Input rows:
▶
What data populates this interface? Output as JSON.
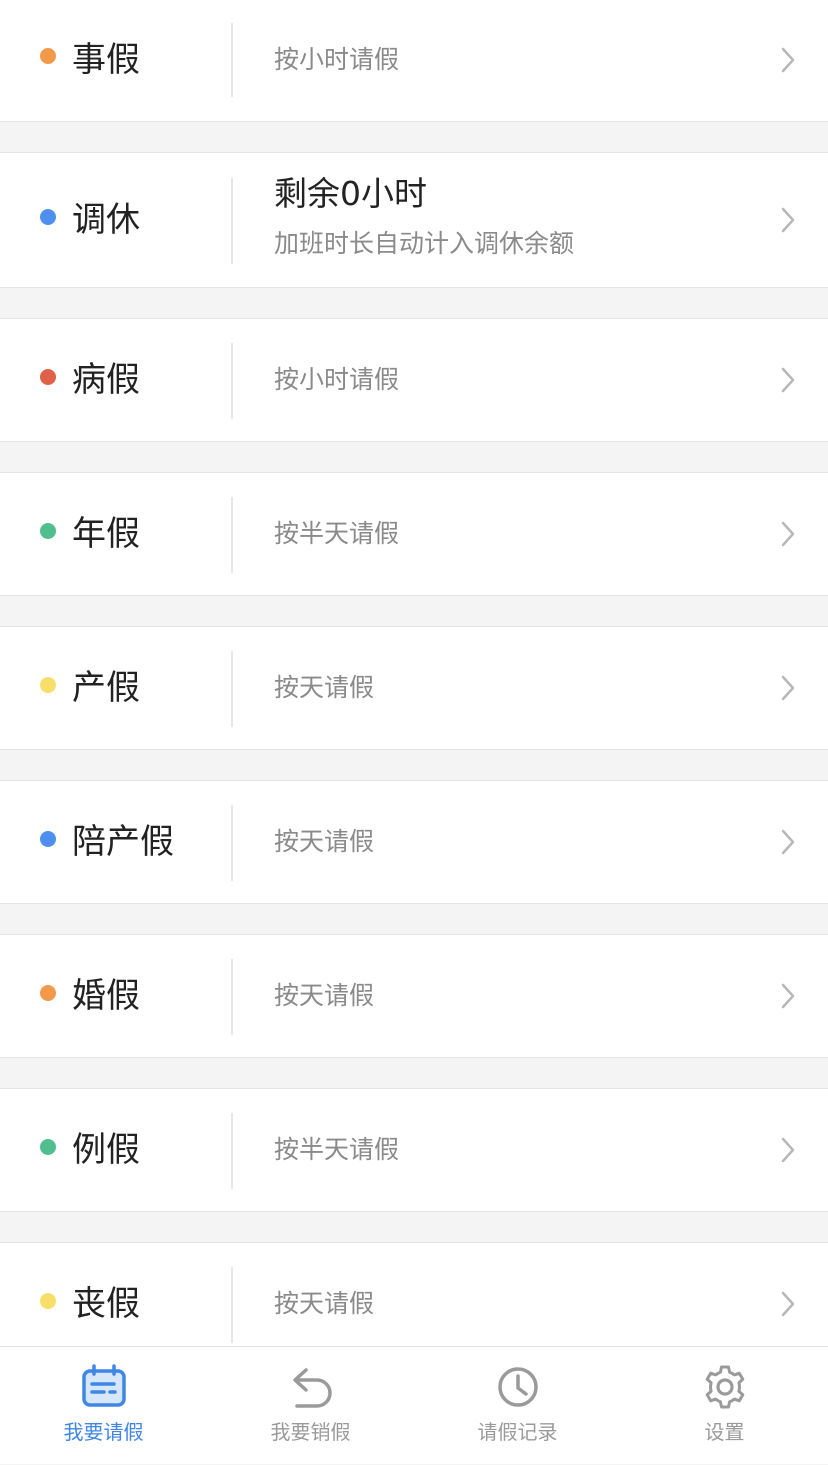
{
  "colors": {
    "orange": "#f2994a",
    "blue": "#4f8ff0",
    "red": "#e0604a",
    "green": "#4fc08d",
    "yellow": "#f7df6a",
    "active": "#3f86e6",
    "inactive": "#9a9a9a"
  },
  "leave_types": [
    {
      "name": "事假",
      "desc": "按小时请假",
      "dot": "orange"
    },
    {
      "name": "调休",
      "main": "剩余0小时",
      "desc": "加班时长自动计入调休余额",
      "dot": "blue"
    },
    {
      "name": "病假",
      "desc": "按小时请假",
      "dot": "red"
    },
    {
      "name": "年假",
      "desc": "按半天请假",
      "dot": "green"
    },
    {
      "name": "产假",
      "desc": "按天请假",
      "dot": "yellow"
    },
    {
      "name": "陪产假",
      "desc": "按天请假",
      "dot": "blue"
    },
    {
      "name": "婚假",
      "desc": "按天请假",
      "dot": "orange"
    },
    {
      "name": "例假",
      "desc": "按半天请假",
      "dot": "green"
    },
    {
      "name": "丧假",
      "desc": "按天请假",
      "dot": "yellow"
    }
  ],
  "tabbar": {
    "tabs": [
      {
        "label": "我要请假",
        "icon": "calendar-icon",
        "active": true
      },
      {
        "label": "我要销假",
        "icon": "undo-icon",
        "active": false
      },
      {
        "label": "请假记录",
        "icon": "clock-icon",
        "active": false
      },
      {
        "label": "设置",
        "icon": "gear-icon",
        "active": false
      }
    ]
  }
}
◀
Given task: Extract all lines containing the word "label".

Written answer:
        "label": "我要请假",
        "label": "我要销假",
        "label": "请假记录",
        "label": "设置",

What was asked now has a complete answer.